** Begin **

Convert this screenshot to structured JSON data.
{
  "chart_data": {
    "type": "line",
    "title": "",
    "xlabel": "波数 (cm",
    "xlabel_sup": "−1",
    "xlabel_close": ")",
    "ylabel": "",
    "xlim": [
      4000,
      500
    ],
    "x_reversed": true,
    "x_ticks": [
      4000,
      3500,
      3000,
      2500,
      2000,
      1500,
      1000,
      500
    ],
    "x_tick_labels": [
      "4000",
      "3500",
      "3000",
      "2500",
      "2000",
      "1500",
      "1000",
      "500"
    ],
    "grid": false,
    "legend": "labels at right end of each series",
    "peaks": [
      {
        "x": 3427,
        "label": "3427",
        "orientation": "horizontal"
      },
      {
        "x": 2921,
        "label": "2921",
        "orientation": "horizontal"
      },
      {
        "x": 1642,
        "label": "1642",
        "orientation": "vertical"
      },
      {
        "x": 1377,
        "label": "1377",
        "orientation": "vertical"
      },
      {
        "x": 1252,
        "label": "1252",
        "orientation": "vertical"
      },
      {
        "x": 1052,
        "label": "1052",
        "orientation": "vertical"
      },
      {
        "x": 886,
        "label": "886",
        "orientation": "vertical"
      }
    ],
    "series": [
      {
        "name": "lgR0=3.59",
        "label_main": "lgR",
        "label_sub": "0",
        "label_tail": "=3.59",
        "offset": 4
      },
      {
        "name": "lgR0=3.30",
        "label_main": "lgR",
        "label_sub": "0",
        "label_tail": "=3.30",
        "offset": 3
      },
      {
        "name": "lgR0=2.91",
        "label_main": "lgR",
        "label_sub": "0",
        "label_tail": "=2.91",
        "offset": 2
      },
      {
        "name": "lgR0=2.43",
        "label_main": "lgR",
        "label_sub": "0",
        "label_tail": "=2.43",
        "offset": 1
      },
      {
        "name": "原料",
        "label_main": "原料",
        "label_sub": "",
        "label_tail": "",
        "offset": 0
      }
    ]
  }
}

** End **

_WHAT TO PRODUCE_:
Copy out each line above, character for character.

_PROBLEM SOLUTION_:
Convert this screenshot to structured JSON data.
{
  "chart_data": {
    "type": "line",
    "title": "",
    "xlabel": "波数 (cm",
    "xlabel_sup": "−1",
    "xlabel_close": ")",
    "ylabel": "",
    "xlim": [
      4000,
      500
    ],
    "x_reversed": true,
    "x_ticks": [
      4000,
      3500,
      3000,
      2500,
      2000,
      1500,
      1000,
      500
    ],
    "x_tick_labels": [
      "4000",
      "3500",
      "3000",
      "2500",
      "2000",
      "1500",
      "1000",
      "500"
    ],
    "grid": false,
    "legend": "labels at right end of each series",
    "peaks": [
      {
        "x": 3427,
        "label": "3427",
        "orientation": "horizontal"
      },
      {
        "x": 2921,
        "label": "2921",
        "orientation": "horizontal"
      },
      {
        "x": 1642,
        "label": "1642",
        "orientation": "vertical"
      },
      {
        "x": 1377,
        "label": "1377",
        "orientation": "vertical"
      },
      {
        "x": 1252,
        "label": "1252",
        "orientation": "vertical"
      },
      {
        "x": 1052,
        "label": "1052",
        "orientation": "vertical"
      },
      {
        "x": 886,
        "label": "886",
        "orientation": "vertical"
      }
    ],
    "series": [
      {
        "name": "lgR0=3.59",
        "label_main": "lgR",
        "label_sub": "0",
        "label_tail": "=3.59",
        "offset": 4
      },
      {
        "name": "lgR0=3.30",
        "label_main": "lgR",
        "label_sub": "0",
        "label_tail": "=3.30",
        "offset": 3
      },
      {
        "name": "lgR0=2.91",
        "label_main": "lgR",
        "label_sub": "0",
        "label_tail": "=2.91",
        "offset": 2
      },
      {
        "name": "lgR0=2.43",
        "label_main": "lgR",
        "label_sub": "0",
        "label_tail": "=2.43",
        "offset": 1
      },
      {
        "name": "原料",
        "label_main": "原料",
        "label_sub": "",
        "label_tail": "",
        "offset": 0
      }
    ]
  }
}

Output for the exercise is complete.